TASK DETAILS: Report how many lines of the listing below include the word "JSON". Give nothing but the number.

<<<<

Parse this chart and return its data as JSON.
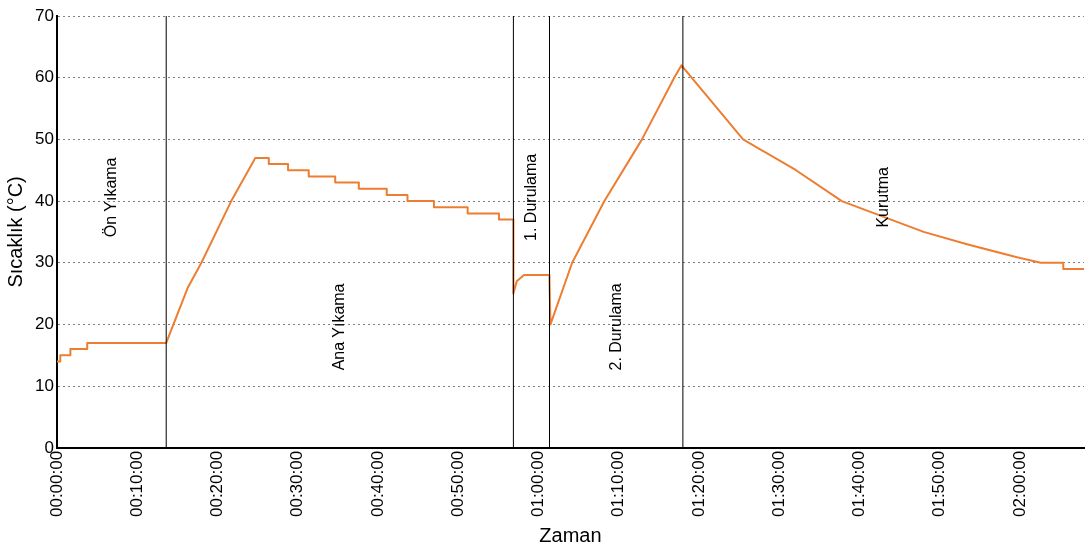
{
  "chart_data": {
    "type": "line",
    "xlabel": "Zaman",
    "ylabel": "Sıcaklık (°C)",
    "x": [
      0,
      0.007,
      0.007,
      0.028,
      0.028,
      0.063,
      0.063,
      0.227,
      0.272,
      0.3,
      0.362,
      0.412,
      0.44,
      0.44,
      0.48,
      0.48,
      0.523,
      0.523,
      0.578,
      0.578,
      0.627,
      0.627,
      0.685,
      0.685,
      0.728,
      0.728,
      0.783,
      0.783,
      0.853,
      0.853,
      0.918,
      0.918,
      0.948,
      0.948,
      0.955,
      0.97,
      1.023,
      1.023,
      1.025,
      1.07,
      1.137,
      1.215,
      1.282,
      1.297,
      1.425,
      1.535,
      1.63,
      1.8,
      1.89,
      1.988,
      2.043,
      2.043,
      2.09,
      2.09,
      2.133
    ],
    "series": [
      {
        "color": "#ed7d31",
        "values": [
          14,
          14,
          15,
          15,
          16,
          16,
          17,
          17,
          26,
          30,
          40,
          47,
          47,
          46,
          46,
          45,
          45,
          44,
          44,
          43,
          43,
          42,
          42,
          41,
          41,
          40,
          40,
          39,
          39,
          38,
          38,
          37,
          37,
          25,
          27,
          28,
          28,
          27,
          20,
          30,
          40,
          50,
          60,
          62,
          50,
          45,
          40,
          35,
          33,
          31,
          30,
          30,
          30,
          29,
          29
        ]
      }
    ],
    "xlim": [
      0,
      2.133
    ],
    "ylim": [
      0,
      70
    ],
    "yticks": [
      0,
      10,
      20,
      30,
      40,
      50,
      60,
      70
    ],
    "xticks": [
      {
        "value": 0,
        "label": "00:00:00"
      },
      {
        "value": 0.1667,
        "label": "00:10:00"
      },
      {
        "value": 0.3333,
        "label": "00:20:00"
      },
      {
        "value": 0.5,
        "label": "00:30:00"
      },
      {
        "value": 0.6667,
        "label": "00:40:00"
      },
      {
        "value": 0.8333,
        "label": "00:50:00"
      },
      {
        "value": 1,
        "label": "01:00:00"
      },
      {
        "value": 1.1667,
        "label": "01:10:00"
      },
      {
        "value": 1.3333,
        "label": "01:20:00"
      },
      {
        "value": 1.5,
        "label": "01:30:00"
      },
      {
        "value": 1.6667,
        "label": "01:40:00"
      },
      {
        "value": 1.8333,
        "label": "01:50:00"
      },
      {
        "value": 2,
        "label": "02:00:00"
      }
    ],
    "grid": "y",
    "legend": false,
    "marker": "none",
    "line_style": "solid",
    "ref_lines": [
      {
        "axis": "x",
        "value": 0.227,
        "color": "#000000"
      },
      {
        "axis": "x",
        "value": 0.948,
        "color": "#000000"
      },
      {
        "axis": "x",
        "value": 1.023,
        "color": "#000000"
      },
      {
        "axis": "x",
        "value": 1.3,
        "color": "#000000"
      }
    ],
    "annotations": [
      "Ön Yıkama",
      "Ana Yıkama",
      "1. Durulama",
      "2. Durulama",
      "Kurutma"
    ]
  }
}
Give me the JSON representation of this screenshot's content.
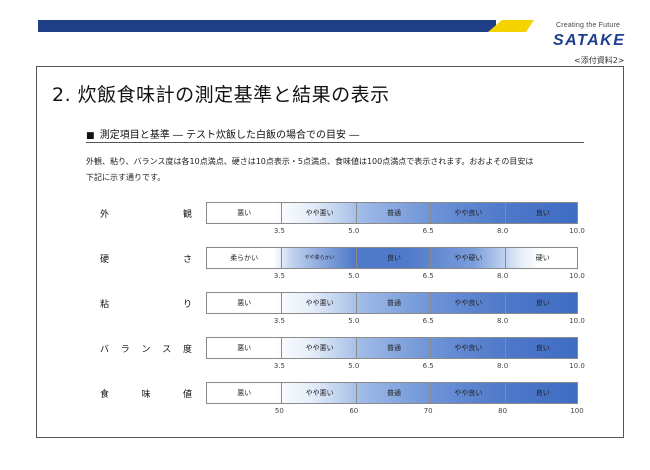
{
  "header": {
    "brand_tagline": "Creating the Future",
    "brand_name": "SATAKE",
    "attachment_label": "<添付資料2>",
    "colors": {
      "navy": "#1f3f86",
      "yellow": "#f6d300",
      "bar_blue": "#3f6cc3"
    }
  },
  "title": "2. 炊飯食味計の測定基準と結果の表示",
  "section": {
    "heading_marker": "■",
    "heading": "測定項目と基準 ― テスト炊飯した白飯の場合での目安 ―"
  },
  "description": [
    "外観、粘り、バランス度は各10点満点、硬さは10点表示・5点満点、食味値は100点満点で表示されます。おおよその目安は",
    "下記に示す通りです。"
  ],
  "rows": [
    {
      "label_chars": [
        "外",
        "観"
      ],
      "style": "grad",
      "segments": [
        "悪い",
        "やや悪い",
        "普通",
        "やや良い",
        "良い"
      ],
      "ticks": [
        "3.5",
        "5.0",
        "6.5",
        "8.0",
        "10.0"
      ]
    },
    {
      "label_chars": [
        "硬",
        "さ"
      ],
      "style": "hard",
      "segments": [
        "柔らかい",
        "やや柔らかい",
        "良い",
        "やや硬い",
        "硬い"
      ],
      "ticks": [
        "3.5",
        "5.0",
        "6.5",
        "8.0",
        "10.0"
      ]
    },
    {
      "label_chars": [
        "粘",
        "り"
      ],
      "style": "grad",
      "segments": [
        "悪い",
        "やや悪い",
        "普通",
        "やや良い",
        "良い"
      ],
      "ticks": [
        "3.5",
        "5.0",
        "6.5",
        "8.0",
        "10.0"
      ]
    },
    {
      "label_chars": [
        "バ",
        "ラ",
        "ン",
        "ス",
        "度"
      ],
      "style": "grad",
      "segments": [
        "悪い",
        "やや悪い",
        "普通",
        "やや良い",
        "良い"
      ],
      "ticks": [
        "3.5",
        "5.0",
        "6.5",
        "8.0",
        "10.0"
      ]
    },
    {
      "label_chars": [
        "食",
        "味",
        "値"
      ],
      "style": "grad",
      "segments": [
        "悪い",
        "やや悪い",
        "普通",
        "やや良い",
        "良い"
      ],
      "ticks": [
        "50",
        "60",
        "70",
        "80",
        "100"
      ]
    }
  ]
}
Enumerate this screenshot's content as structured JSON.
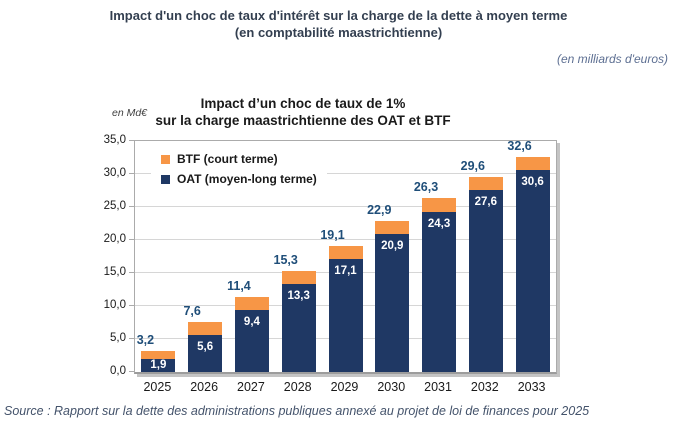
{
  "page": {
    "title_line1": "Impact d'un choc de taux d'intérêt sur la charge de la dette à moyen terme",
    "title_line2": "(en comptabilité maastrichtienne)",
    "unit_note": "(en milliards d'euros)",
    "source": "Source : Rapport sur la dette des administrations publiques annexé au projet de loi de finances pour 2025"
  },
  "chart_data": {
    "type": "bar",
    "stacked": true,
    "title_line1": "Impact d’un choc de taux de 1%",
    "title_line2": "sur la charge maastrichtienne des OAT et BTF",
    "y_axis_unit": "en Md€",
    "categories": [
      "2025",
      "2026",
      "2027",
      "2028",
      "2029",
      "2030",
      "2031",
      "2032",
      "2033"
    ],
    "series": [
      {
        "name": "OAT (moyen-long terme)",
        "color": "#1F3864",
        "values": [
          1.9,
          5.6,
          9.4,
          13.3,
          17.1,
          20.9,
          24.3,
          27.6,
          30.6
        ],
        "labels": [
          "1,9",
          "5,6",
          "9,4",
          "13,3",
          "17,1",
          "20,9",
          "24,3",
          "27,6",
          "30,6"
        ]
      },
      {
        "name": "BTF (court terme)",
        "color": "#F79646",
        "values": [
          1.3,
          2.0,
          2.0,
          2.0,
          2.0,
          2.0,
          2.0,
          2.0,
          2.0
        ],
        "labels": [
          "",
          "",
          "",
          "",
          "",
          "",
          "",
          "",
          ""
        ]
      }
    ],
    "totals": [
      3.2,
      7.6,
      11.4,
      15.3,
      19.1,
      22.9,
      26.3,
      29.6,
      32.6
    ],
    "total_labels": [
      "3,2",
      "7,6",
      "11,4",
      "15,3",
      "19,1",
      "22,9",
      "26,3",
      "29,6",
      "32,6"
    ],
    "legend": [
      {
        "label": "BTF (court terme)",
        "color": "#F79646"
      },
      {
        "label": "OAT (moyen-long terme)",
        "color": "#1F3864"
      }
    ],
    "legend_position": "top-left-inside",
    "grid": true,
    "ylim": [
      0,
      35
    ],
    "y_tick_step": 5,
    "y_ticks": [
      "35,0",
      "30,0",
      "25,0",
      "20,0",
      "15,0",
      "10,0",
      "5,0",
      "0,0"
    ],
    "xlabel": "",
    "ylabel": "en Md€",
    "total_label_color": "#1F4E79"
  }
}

>>>>

RESULT: 3